## Task details
Leaving out all pictures, write out word for word the lines from the one containing "Serialize everything readable" to the end of the data below.
* * * * * * * * *
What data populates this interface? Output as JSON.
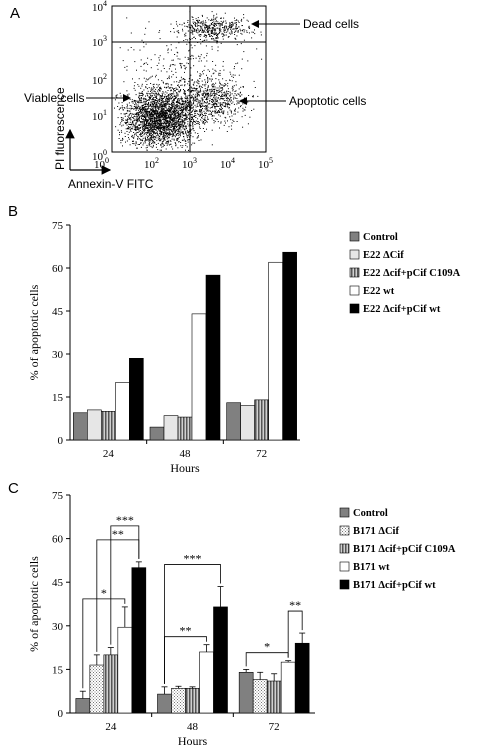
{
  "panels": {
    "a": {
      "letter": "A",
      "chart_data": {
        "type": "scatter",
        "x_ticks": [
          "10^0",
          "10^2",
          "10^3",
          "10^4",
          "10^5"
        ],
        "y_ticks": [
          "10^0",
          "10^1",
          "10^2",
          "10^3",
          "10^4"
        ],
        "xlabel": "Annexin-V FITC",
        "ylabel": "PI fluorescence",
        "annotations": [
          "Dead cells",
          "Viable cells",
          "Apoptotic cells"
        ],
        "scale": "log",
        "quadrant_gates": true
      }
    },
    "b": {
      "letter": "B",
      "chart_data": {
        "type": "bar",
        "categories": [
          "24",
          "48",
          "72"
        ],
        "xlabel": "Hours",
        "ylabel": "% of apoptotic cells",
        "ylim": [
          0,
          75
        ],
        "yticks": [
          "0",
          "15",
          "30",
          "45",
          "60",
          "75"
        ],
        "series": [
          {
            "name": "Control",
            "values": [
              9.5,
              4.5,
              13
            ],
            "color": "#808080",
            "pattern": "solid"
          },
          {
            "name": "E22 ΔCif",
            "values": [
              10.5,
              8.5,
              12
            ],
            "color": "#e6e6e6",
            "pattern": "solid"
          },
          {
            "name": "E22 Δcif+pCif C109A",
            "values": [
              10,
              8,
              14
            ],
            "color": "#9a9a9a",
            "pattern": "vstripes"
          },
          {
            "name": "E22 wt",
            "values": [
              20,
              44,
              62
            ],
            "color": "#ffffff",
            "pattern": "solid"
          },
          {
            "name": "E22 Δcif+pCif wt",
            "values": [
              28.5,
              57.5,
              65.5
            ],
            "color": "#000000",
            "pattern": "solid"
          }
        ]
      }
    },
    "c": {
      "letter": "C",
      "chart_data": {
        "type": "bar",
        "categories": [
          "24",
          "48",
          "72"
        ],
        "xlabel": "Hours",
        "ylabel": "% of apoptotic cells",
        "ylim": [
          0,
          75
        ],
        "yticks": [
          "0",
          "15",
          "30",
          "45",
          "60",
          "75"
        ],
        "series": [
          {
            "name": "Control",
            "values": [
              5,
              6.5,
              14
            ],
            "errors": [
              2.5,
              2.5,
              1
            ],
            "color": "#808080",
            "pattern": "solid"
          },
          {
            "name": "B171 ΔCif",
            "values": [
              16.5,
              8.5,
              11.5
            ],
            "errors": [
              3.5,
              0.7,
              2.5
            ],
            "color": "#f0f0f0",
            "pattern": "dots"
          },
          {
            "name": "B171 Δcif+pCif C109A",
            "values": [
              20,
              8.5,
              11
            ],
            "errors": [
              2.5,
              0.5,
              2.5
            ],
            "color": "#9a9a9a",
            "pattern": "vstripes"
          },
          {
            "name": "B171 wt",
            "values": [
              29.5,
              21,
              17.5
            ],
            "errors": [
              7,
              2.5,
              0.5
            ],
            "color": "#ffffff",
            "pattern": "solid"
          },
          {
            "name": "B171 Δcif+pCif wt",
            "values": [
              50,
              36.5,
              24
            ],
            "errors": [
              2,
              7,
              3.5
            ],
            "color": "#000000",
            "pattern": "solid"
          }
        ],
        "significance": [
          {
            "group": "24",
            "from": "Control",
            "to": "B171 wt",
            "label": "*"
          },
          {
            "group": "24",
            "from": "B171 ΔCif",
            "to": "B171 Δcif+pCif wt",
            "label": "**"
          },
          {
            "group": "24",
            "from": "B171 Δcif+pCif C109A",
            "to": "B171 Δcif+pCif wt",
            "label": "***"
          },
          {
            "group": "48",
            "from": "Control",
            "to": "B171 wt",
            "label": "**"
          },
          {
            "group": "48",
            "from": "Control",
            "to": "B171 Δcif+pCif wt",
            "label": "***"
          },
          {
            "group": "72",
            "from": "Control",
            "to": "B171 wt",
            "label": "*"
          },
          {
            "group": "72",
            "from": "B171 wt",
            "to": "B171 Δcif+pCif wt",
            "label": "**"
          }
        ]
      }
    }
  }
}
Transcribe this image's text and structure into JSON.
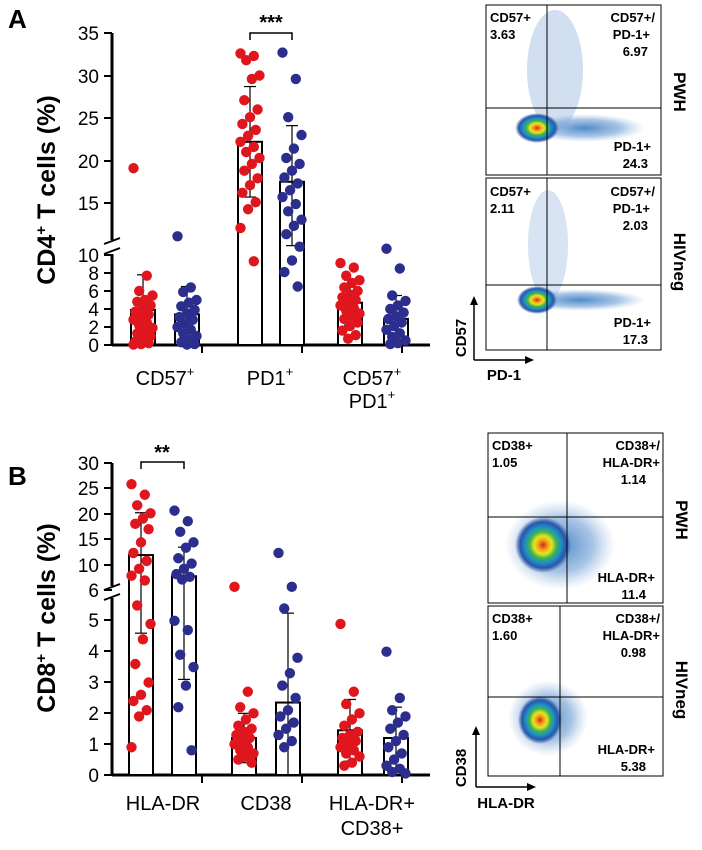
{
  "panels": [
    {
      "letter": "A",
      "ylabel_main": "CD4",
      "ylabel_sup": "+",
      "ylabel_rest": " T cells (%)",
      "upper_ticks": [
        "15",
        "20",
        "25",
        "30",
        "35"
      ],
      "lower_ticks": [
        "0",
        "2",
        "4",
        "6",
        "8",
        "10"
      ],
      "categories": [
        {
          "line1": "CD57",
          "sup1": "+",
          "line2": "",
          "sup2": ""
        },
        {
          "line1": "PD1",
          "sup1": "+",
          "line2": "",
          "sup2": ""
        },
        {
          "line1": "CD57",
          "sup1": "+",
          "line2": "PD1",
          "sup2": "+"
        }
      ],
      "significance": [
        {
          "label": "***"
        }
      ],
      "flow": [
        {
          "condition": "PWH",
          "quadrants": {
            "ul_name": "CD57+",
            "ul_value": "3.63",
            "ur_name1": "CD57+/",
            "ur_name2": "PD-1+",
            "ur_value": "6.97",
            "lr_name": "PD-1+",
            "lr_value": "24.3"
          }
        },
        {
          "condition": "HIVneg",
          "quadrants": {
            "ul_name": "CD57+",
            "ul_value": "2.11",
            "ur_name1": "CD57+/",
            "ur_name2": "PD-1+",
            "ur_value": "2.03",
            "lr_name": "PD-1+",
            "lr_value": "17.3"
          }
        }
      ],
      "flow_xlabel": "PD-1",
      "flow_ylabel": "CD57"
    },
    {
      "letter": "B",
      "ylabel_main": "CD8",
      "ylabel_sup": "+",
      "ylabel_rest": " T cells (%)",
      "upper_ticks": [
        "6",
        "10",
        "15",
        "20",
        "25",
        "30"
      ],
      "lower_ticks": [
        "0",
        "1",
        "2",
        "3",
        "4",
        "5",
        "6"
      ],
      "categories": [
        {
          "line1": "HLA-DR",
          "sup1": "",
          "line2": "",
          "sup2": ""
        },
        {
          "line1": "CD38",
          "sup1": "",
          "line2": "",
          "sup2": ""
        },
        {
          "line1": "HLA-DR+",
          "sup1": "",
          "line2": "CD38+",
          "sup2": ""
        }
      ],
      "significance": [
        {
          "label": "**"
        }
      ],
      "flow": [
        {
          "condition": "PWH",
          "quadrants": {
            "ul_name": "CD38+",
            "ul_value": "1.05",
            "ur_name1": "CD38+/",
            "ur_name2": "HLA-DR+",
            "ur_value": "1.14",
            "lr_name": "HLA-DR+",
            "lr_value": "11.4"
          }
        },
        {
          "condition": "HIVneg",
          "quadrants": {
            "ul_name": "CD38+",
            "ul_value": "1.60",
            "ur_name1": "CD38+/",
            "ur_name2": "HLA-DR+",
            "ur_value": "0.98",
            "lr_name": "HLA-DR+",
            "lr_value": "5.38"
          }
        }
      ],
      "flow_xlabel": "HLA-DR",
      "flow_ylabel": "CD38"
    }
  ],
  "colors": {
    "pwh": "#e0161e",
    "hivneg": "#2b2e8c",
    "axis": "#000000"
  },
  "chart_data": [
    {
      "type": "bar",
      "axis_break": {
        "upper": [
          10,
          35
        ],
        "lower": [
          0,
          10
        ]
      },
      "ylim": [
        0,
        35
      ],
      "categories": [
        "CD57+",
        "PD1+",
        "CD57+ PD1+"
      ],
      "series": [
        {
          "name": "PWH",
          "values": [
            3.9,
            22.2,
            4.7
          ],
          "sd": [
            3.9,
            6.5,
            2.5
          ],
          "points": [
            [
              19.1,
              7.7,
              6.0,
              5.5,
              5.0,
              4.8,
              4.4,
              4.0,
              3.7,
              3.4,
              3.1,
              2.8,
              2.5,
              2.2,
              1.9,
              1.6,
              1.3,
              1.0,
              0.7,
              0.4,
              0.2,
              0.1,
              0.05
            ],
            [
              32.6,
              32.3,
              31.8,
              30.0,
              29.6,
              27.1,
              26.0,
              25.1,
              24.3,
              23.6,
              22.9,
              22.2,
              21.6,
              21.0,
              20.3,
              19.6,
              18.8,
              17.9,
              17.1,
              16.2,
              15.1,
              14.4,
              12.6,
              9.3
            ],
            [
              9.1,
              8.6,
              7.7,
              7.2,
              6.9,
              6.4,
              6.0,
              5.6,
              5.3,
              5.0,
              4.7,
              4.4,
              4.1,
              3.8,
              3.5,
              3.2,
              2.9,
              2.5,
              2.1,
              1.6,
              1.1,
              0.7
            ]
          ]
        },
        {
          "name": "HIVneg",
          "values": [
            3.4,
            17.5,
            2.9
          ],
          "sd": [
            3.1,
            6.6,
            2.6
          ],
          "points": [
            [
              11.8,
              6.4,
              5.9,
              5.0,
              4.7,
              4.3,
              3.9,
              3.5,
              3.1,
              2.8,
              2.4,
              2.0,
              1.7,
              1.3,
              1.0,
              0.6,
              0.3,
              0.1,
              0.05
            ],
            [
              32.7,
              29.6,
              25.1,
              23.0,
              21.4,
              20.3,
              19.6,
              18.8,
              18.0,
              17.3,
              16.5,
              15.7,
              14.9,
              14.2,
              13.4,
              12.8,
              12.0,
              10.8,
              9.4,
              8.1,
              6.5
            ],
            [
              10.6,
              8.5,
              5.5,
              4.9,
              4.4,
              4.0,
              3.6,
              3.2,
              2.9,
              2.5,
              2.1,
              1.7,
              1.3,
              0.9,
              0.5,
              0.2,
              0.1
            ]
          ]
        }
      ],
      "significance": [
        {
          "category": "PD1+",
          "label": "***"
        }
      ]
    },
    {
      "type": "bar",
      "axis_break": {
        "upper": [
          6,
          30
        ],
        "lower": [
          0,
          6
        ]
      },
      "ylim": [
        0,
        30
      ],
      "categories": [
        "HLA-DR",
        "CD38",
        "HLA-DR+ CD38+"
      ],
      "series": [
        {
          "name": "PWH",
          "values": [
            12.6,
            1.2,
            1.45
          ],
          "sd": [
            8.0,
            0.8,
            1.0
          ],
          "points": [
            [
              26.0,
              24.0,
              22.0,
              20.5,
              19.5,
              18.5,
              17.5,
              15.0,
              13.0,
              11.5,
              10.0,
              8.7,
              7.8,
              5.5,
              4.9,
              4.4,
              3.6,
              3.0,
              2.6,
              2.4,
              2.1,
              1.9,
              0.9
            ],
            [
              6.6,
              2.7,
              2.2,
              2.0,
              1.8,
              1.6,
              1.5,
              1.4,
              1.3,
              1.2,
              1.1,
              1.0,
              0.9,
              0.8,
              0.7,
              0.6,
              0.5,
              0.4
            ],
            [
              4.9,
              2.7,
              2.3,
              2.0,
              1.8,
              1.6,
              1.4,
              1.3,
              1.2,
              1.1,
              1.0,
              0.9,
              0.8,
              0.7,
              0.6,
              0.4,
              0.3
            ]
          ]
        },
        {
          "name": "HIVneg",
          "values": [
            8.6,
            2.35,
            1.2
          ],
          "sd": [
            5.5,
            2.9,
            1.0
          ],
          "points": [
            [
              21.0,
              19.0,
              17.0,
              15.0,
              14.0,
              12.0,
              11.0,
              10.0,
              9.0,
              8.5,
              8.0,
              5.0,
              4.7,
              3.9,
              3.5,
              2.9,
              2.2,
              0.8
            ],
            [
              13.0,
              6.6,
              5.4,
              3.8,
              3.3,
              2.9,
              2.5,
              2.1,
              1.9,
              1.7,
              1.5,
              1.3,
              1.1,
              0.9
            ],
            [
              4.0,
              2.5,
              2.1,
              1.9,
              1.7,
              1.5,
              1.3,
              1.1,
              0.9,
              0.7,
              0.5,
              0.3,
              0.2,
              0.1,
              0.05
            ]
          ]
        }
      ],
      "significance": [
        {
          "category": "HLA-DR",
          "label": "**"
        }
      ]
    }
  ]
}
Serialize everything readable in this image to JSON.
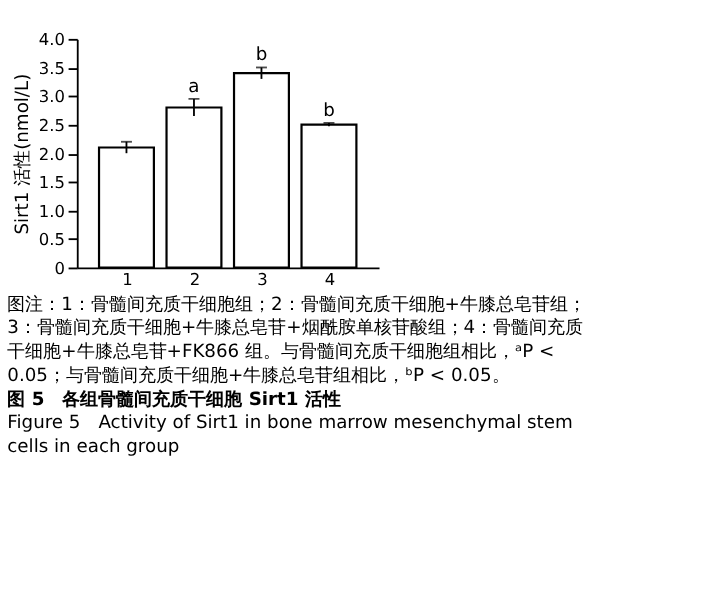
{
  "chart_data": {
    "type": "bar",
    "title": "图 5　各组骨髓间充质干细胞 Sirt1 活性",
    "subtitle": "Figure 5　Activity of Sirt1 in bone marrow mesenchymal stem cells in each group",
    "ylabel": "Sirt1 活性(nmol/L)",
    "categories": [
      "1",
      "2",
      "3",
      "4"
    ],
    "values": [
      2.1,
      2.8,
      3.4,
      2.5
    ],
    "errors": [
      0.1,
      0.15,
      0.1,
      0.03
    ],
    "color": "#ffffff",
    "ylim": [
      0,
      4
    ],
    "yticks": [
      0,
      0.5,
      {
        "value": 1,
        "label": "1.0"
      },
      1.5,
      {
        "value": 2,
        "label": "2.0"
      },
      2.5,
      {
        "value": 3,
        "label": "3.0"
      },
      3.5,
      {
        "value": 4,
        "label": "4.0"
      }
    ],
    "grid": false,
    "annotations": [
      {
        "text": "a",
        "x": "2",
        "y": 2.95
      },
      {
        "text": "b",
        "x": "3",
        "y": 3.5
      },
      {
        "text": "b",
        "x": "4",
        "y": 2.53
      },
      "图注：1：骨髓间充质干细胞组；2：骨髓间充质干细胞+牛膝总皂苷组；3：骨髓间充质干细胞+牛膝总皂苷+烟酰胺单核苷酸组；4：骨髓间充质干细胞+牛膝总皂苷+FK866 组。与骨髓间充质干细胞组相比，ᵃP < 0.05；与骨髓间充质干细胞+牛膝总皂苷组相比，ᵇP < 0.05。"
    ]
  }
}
* * * * * * * * *
## Answer space
Serialize everything readable in this image to JSON.
{
  "chart_data": {
    "type": "bar",
    "title": "图 5　各组骨髓间充质干细胞 Sirt1 活性",
    "subtitle": "Figure 5　Activity of Sirt1 in bone marrow mesenchymal stem cells in each group",
    "ylabel": "Sirt1 活性(nmol/L)",
    "categories": [
      "1",
      "2",
      "3",
      "4"
    ],
    "values": [
      2.1,
      2.8,
      3.4,
      2.5
    ],
    "errors": [
      0.1,
      0.15,
      0.1,
      0.03
    ],
    "color": "#ffffff",
    "ylim": [
      0,
      4
    ],
    "yticks": [
      0,
      0.5,
      {
        "value": 1,
        "label": "1.0"
      },
      1.5,
      {
        "value": 2,
        "label": "2.0"
      },
      2.5,
      {
        "value": 3,
        "label": "3.0"
      },
      3.5,
      {
        "value": 4,
        "label": "4.0"
      }
    ],
    "grid": false,
    "annotations": [
      {
        "text": "a",
        "x": "2",
        "y": 2.95
      },
      {
        "text": "b",
        "x": "3",
        "y": 3.5
      },
      {
        "text": "b",
        "x": "4",
        "y": 2.53
      },
      "图注：1：骨髓间充质干细胞组；2：骨髓间充质干细胞+牛膝总皂苷组；3：骨髓间充质干细胞+牛膝总皂苷+烟酰胺单核苷酸组；4：骨髓间充质干细胞+牛膝总皂苷+FK866 组。与骨髓间充质干细胞组相比，ᵃP < 0.05；与骨髓间充质干细胞+牛膝总皂苷组相比，ᵇP < 0.05。"
    ]
  }
}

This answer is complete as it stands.